Problem to work on -> Extract all lines that hold "image" from the records below.

Data to use ->
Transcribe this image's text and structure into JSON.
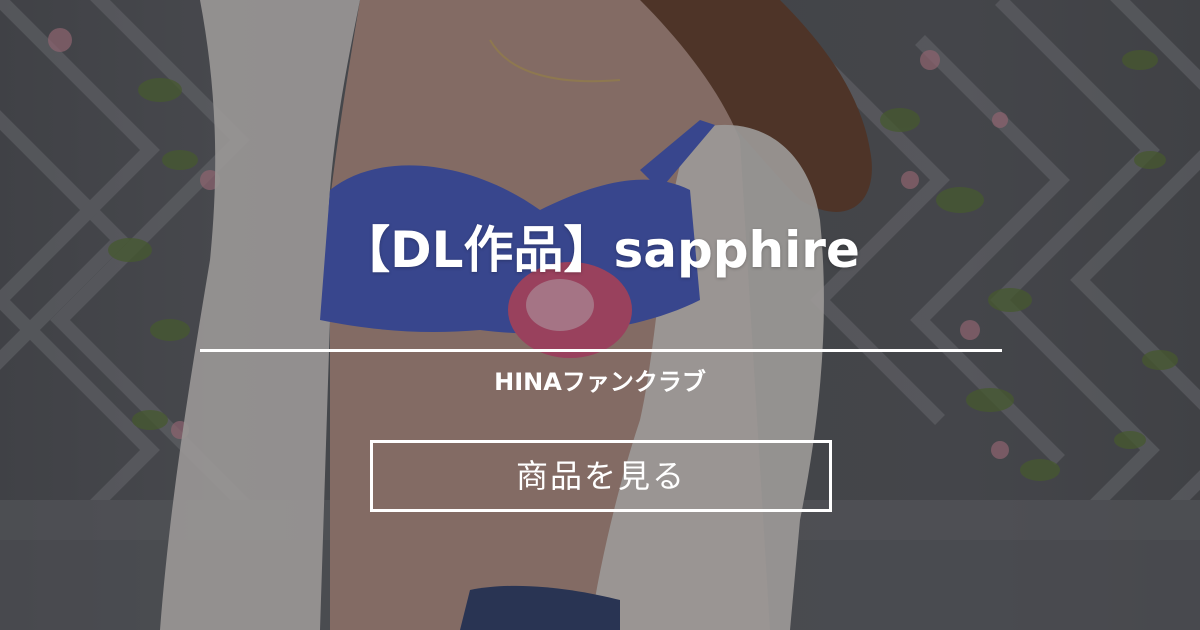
---
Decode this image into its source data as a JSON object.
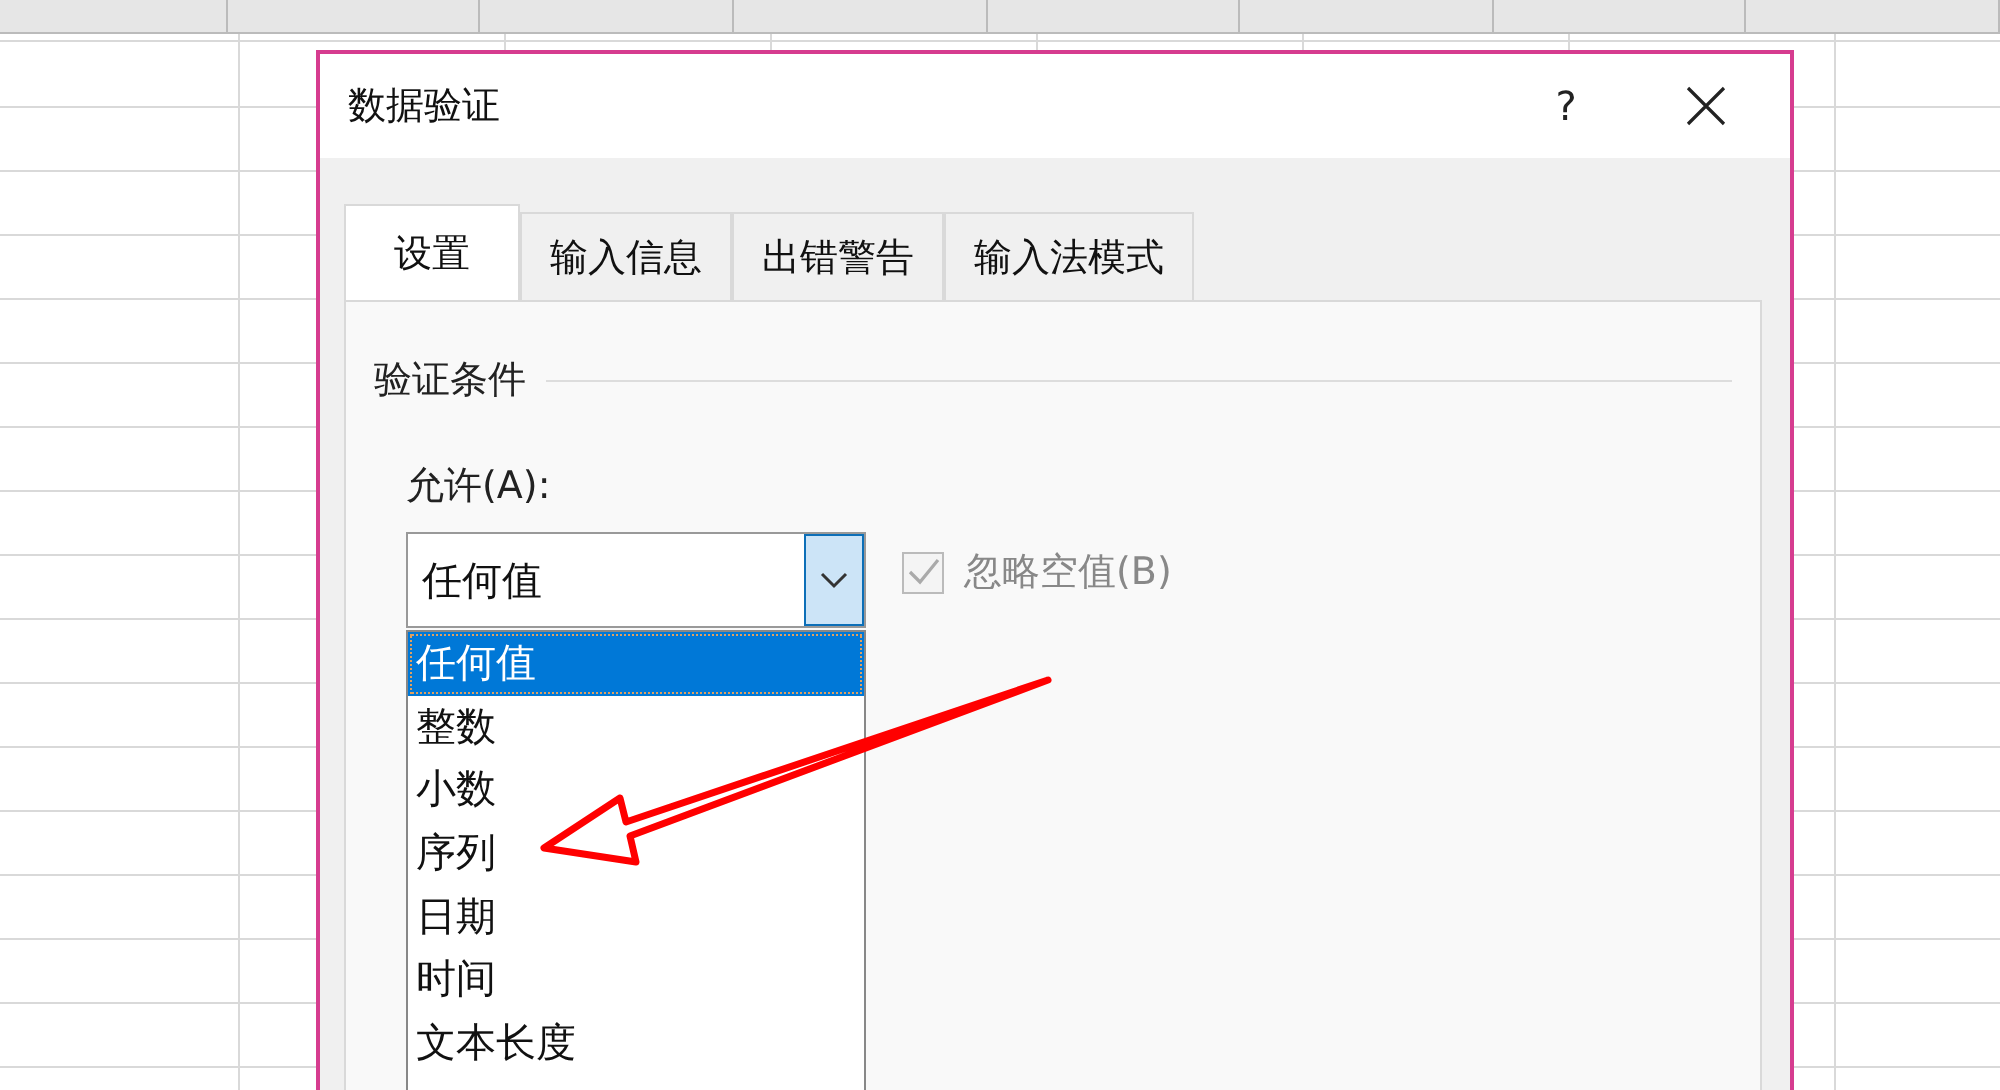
--
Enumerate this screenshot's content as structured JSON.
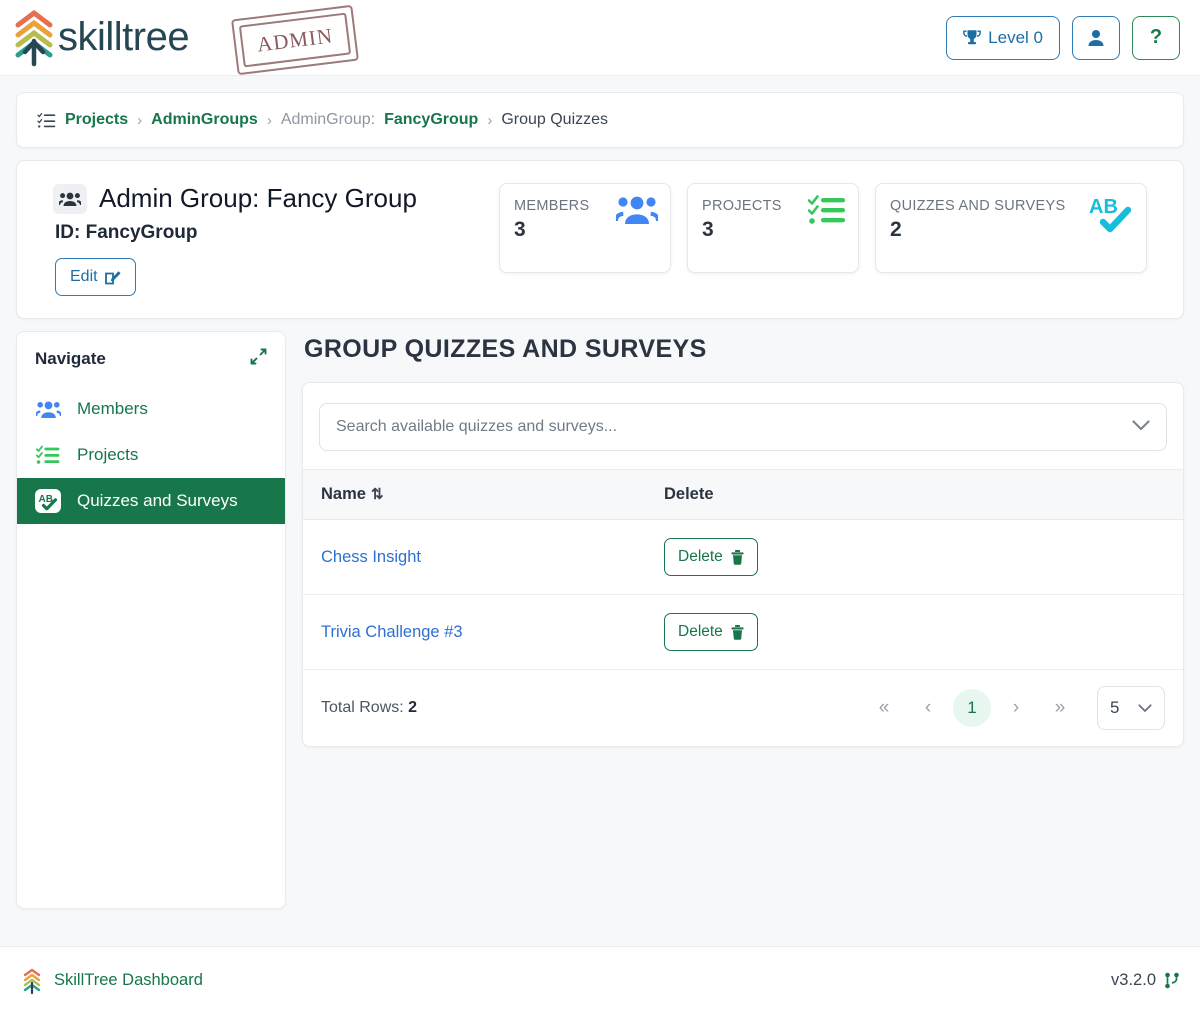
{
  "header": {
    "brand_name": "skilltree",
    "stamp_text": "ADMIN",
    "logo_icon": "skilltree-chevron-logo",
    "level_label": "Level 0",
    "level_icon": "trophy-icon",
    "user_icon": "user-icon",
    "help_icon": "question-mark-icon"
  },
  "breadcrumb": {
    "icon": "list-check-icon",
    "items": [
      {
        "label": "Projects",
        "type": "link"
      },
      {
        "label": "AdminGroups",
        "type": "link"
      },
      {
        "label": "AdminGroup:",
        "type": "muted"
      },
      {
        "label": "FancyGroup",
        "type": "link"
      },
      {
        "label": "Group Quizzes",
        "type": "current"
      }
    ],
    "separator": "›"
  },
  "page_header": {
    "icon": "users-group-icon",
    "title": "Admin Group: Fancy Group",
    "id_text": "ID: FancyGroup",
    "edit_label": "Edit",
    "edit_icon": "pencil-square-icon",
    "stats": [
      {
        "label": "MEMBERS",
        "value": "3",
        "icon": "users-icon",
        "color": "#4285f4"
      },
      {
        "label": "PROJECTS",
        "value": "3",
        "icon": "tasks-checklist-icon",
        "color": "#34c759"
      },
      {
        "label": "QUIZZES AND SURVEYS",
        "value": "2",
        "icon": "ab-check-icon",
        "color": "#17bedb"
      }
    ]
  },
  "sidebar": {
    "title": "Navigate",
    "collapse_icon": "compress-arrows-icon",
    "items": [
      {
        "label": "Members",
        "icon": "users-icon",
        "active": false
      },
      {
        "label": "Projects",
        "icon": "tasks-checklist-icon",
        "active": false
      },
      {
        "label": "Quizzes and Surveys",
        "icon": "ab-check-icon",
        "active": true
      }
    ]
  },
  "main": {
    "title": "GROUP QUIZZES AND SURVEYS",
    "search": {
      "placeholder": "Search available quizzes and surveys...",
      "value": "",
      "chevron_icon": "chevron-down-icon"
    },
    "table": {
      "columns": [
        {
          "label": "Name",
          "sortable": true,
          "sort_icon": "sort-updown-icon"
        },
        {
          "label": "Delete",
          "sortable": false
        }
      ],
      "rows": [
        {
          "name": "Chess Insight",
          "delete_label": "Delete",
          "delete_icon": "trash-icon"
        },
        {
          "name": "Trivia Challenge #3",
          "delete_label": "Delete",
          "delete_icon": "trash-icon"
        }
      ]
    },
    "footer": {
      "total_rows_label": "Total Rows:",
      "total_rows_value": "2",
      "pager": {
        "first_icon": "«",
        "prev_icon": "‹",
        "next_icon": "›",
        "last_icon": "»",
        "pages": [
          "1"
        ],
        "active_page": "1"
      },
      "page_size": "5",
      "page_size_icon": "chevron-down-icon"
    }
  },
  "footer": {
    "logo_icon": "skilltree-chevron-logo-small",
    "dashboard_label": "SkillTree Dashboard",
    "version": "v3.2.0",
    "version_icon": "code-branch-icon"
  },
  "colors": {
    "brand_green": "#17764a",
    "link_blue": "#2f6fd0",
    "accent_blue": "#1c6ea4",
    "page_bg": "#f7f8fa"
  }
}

Exercise output ->
Transcribe this image's text and structure into JSON.
Decode this image into its source data as a JSON object.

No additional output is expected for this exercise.